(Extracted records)
::::::::
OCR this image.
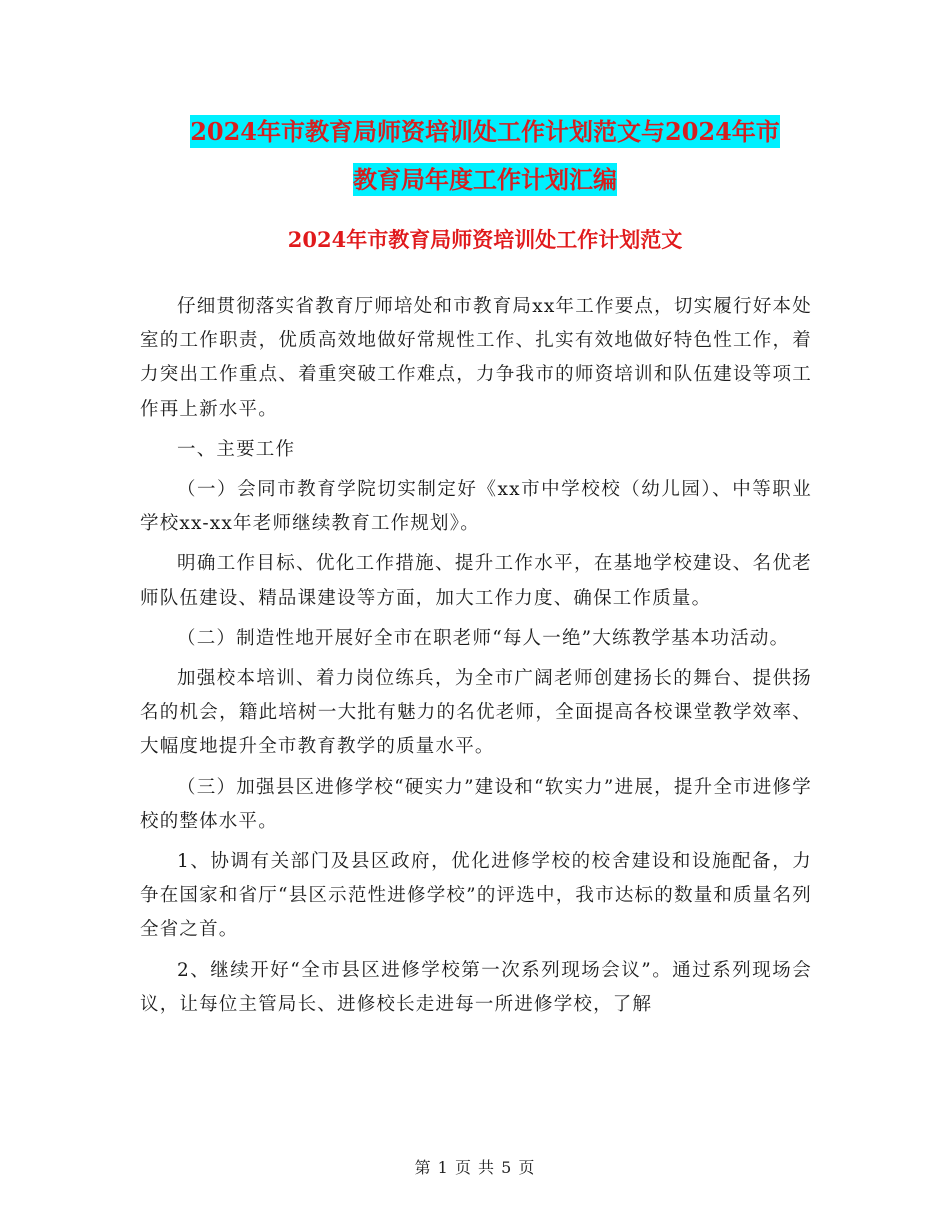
2024年市教育局师资培训处工作计划范文与2024年市
教育局年度工作计划汇编
2024年市教育局师资培训处工作计划范文

仔细贯彻落实省教育厅师培处和市教育局xx年工作要点，切实履行好本处室的工作职责，优质高效地做好常规性工作、扎实有效地做好特色性工作，着力突出工作重点、着重突破工作难点，力争我市的师资培训和队伍建设等项工作再上新水平。

一、主要工作

（一）会同市教育学院切实制定好《xx市中学校校（幼儿园）、中等职业学校xx-xx年老师继续教育工作规划》。

明确工作目标、优化工作措施、提升工作水平，在基地学校建设、名优老师队伍建设、精品课建设等方面，加大工作力度、确保工作质量。

（二）制造性地开展好全市在职老师“每人一绝”大练教学基本功活动。

加强校本培训、着力岗位练兵，为全市广阔老师创建扬长的舞台、提供扬名的机会，籍此培树一大批有魅力的名优老师，全面提高各校课堂教学效率、大幅度地提升全市教育教学的质量水平。

（三）加强县区进修学校“硬实力”建设和“软实力”进展，提升全市进修学校的整体水平。

1、协调有关部门及县区政府，优化进修学校的校舍建设和设施配备，力争在国家和省厅“县区示范性进修学校”的评选中，我市达标的数量和质量名列全省之首。

2、继续开好“全市县区进修学校第一次系列现场会议”。通过系列现场会议，让每位主管局长、进修校长走进每一所进修学校，了解

第 1 页 共 5 页
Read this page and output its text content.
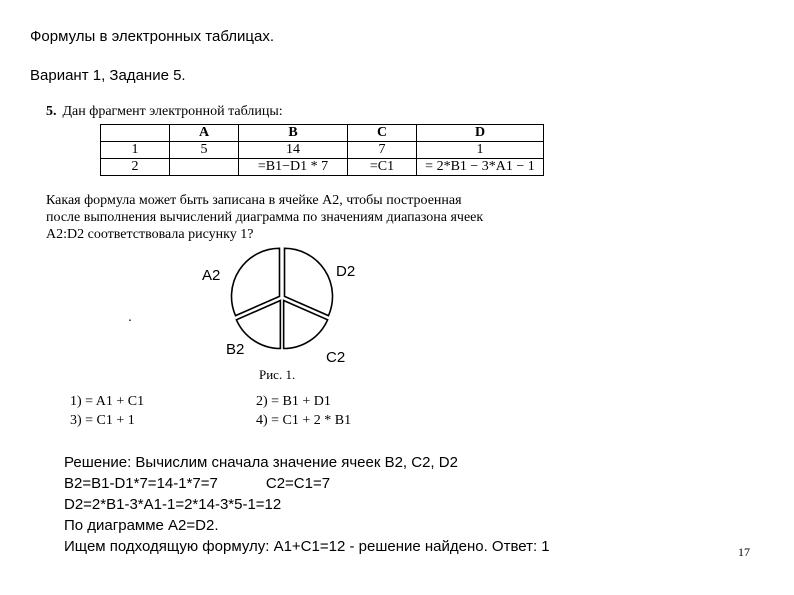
Формулы в электронных таблицах.
Вариант 1, Задание 5.
5. Дан фрагмент электронной таблицы:
	A	B	C	D
1	5	14	7	1
2		=B1−D1 * 7	=C1	= 2*B1 − 3*A1 − 1
Какая формула может быть записана в ячейке A2, чтобы построенная
после выполнения вычислений диаграмма по значениям диапазона ячеек
A2:D2 соответствовала рисунку 1?
.
A2	D2
B2	C2
Рис. 1.
1) = A1 + C1	2) = B1 + D1
3) = C1 + 1	4) = C1 + 2 * B1
Решение: Вычислим сначала значение ячеек B2, C2, D2
B2=B1-D1*7=14-1*7=7	C2=C1=7
D2=2*B1-3*A1-1=2*14-3*5-1=12
По диаграмме A2=D2.
Ищем подходящую формулу: A1+C1=12 - решение найдено. Ответ: 1	17
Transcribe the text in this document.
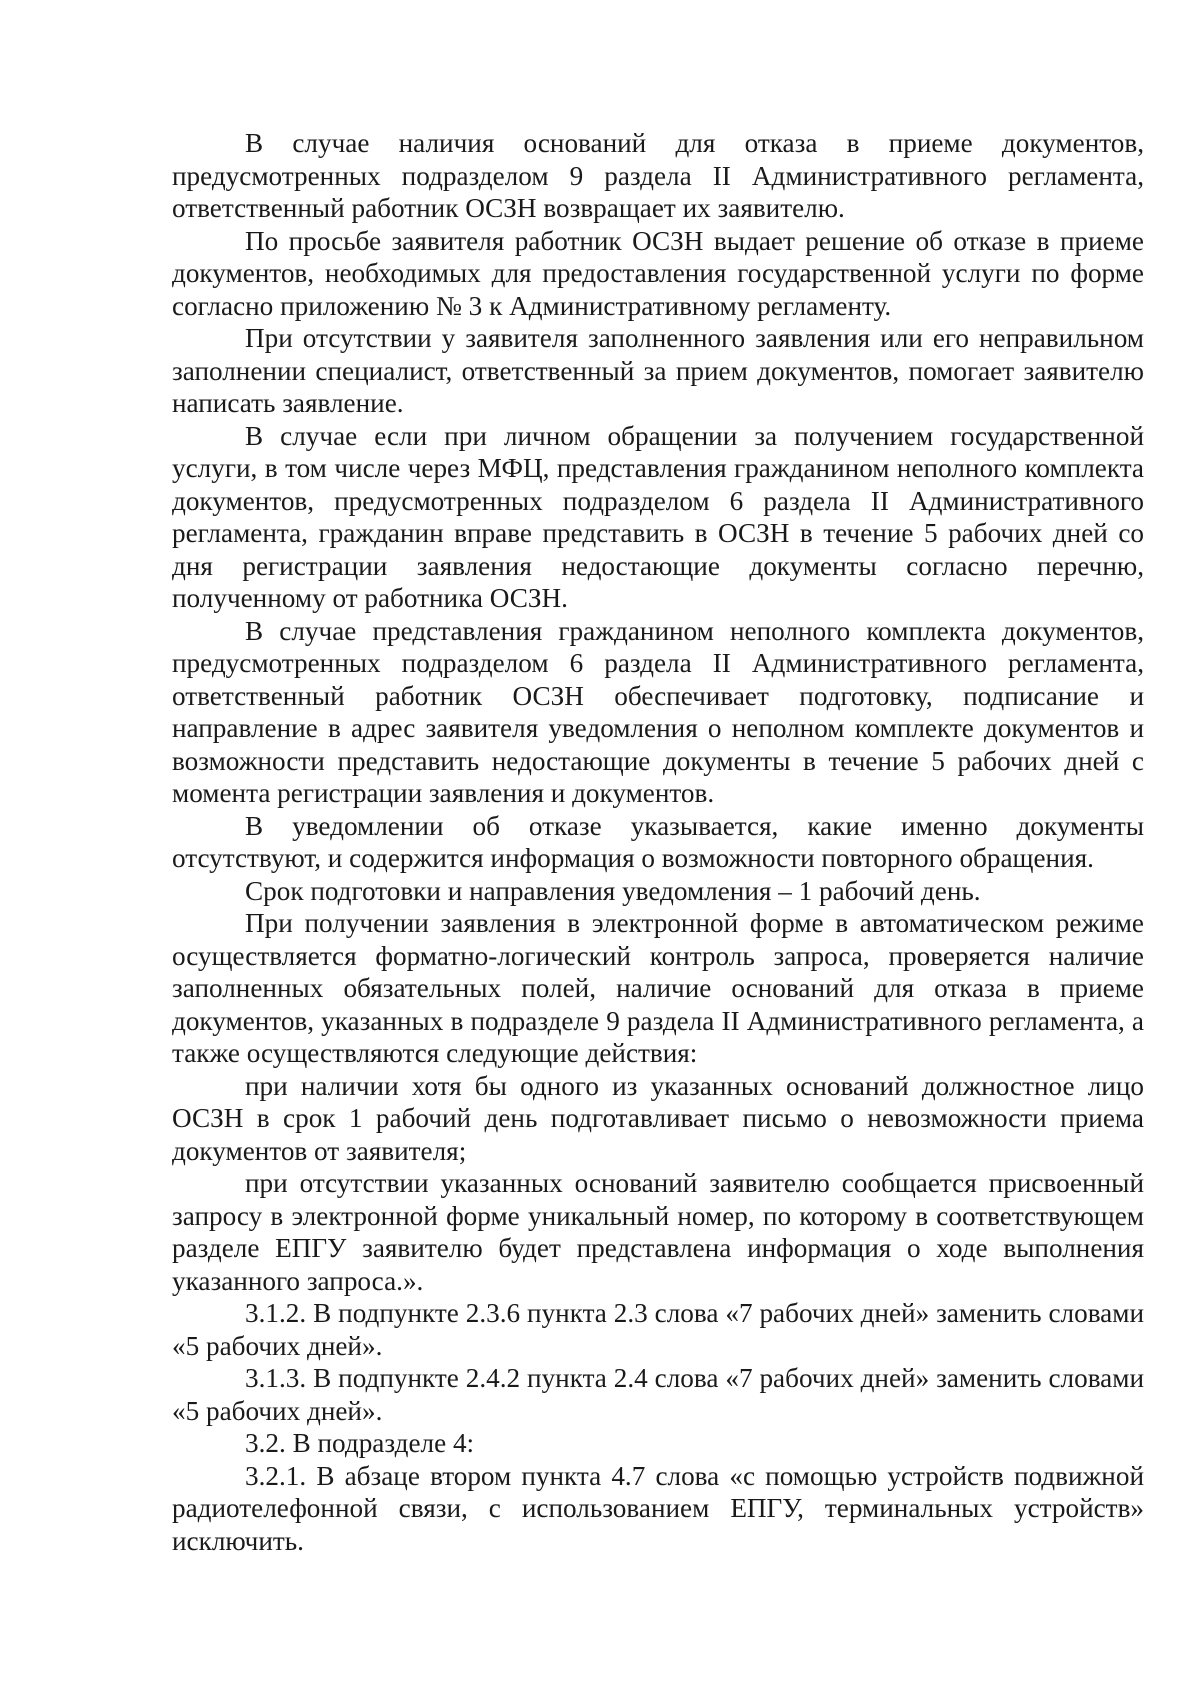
В случае наличия оснований для отказа в приеме документов, предусмотренных подразделом 9 раздела II Административного регламента, ответственный работник ОСЗН возвращает их заявителю.

По просьбе заявителя работник ОСЗН выдает решение об отказе в приеме документов, необходимых для предоставления государственной услуги по форме согласно приложению № 3 к Административному регламенту.

При отсутствии у заявителя заполненного заявления или его неправильном заполнении специалист, ответственный за прием документов, помогает заявителю написать заявление.

В случае если при личном обращении за получением государственной услуги, в том числе через МФЦ, представления гражданином неполного комплекта документов, предусмотренных подразделом 6 раздела II Административного регламента, гражданин вправе представить в ОСЗН в течение 5 рабочих дней со дня регистрации заявления недостающие документы согласно перечню, полученному от работника ОСЗН.

В случае представления гражданином неполного комплекта документов, предусмотренных подразделом 6 раздела II Административного регламента, ответственный работник ОСЗН обеспечивает подготовку, подписание и направление в адрес заявителя уведомления о неполном комплекте документов и возможности представить недостающие документы в течение 5 рабочих дней с момента регистрации заявления и документов.

В уведомлении об отказе указывается, какие именно документы отсутствуют, и содержится информация о возможности повторного обращения.

Срок подготовки и направления уведомления – 1 рабочий день.

При получении заявления в электронной форме в автоматическом режиме осуществляется форматно-логический контроль запроса, проверяется наличие заполненных обязательных полей, наличие оснований для отказа в приеме документов, указанных в подразделе 9 раздела II Административного регламента, а также осуществляются следующие действия:

при наличии хотя бы одного из указанных оснований должностное лицо ОСЗН в срок 1 рабочий день подготавливает письмо о невозможности приема документов от заявителя;

при отсутствии указанных оснований заявителю сообщается присвоенный запросу в электронной форме уникальный номер, по которому в соответствующем разделе ЕПГУ заявителю будет представлена информация о ходе выполнения указанного запроса.».

3.1.2. В подпункте 2.3.6 пункта 2.3 слова «7 рабочих дней» заменить словами «5 рабочих дней».

3.1.3. В подпункте 2.4.2 пункта 2.4 слова «7 рабочих дней» заменить словами «5 рабочих дней».

3.2. В подразделе 4:

3.2.1. В абзаце втором пункта 4.7 слова «с помощью устройств подвижной радиотелефонной связи, с использованием ЕПГУ, терминальных устройств» исключить.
::::::::
Give the entries again without a single change, but with no pictures.

▶ _OUTPUT_:
OCR this image.
2024年市教育局师资培训处工作计划范文与2024年市
教育局年度工作计划汇编
2024年市教育局师资培训处工作计划范文

仔细贯彻落实省教育厅师培处和市教育局xx年工作要点，切实履行好本处室的工作职责，优质高效地做好常规性工作、扎实有效地做好特色性工作，着力突出工作重点、着重突破工作难点，力争我市的师资培训和队伍建设等项工作再上新水平。

一、主要工作

（一）会同市教育学院切实制定好《xx市中学校校（幼儿园）、中等职业学校xx-xx年老师继续教育工作规划》。

明确工作目标、优化工作措施、提升工作水平，在基地学校建设、名优老师队伍建设、精品课建设等方面，加大工作力度、确保工作质量。

（二）制造性地开展好全市在职老师“每人一绝”大练教学基本功活动。

加强校本培训、着力岗位练兵，为全市广阔老师创建扬长的舞台、提供扬名的机会，籍此培树一大批有魅力的名优老师，全面提高各校课堂教学效率、大幅度地提升全市教育教学的质量水平。

（三）加强县区进修学校“硬实力”建设和“软实力”进展，提升全市进修学校的整体水平。

1、协调有关部门及县区政府，优化进修学校的校舍建设和设施配备，力争在国家和省厅“县区示范性进修学校”的评选中，我市达标的数量和质量名列全省之首。

2、继续开好“全市县区进修学校第一次系列现场会议”。通过系列现场会议，让每位主管局长、进修校长走进每一所进修学校，了解

第 1 页 共 5 页
Read this page and output its text content.
Формулы в электронных таблицах.
Вариант 1, Задание 5.
5. Дан фрагмент электронной таблицы:
	A	B	C	D
1	5	14	7	1
2		=B1−D1 * 7	=C1	= 2*B1 − 3*A1 − 1
Какая формула может быть записана в ячейке A2, чтобы построенная
после выполнения вычислений диаграмма по значениям диапазона ячеек
A2:D2 соответствовала рисунку 1?
.
A2	D2
B2	C2
Рис. 1.
1) = A1 + C1	2) = B1 + D1
3) = C1 + 1	4) = C1 + 2 * B1
Решение: Вычислим сначала значение ячеек B2, C2, D2
B2=B1-D1*7=14-1*7=7	C2=C1=7
D2=2*B1-3*A1-1=2*14-3*5-1=12
По диаграмме A2=D2.
Ищем подходящую формулу: A1+C1=12 - решение найдено. Ответ: 1	17
Transcribe the text in this document.
В случае наличия оснований для отказа в приеме документов, предусмотренных подразделом 9 раздела II Административного регламента, ответственный работник ОСЗН возвращает их заявителю.

По просьбе заявителя работник ОСЗН выдает решение об отказе в приеме документов, необходимых для предоставления государственной услуги по форме согласно приложению № 3 к Административному регламенту.

При отсутствии у заявителя заполненного заявления или его неправильном заполнении специалист, ответственный за прием документов, помогает заявителю написать заявление.

В случае если при личном обращении за получением государственной услуги, в том числе через МФЦ, представления гражданином неполного комплекта документов, предусмотренных подразделом 6 раздела II Административного регламента, гражданин вправе представить в ОСЗН в течение 5 рабочих дней со дня регистрации заявления недостающие документы согласно перечню, полученному от работника ОСЗН.

В случае представления гражданином неполного комплекта документов, предусмотренных подразделом 6 раздела II Административного регламента, ответственный работник ОСЗН обеспечивает подготовку, подписание и направление в адрес заявителя уведомления о неполном комплекте документов и возможности представить недостающие документы в течение 5 рабочих дней с момента регистрации заявления и документов.

В уведомлении об отказе указывается, какие именно документы отсутствуют, и содержится информация о возможности повторного обращения.

Срок подготовки и направления уведомления – 1 рабочий день.

При получении заявления в электронной форме в автоматическом режиме осуществляется форматно-логический контроль запроса, проверяется наличие заполненных обязательных полей, наличие оснований для отказа в приеме документов, указанных в подразделе 9 раздела II Административного регламента, а также осуществляются следующие действия:

при наличии хотя бы одного из указанных оснований должностное лицо ОСЗН в срок 1 рабочий день подготавливает письмо о невозможности приема документов от заявителя;

при отсутствии указанных оснований заявителю сообщается присвоенный запросу в электронной форме уникальный номер, по которому в соответствующем разделе ЕПГУ заявителю будет представлена информация о ходе выполнения указанного запроса.».

3.1.2. В подпункте 2.3.6 пункта 2.3 слова «7 рабочих дней» заменить словами «5 рабочих дней».

3.1.3. В подпункте 2.4.2 пункта 2.4 слова «7 рабочих дней» заменить словами «5 рабочих дней».

3.2. В подразделе 4:

3.2.1. В абзаце втором пункта 4.7 слова «с помощью устройств подвижной радиотелефонной связи, с использованием ЕПГУ, терминальных устройств» исключить.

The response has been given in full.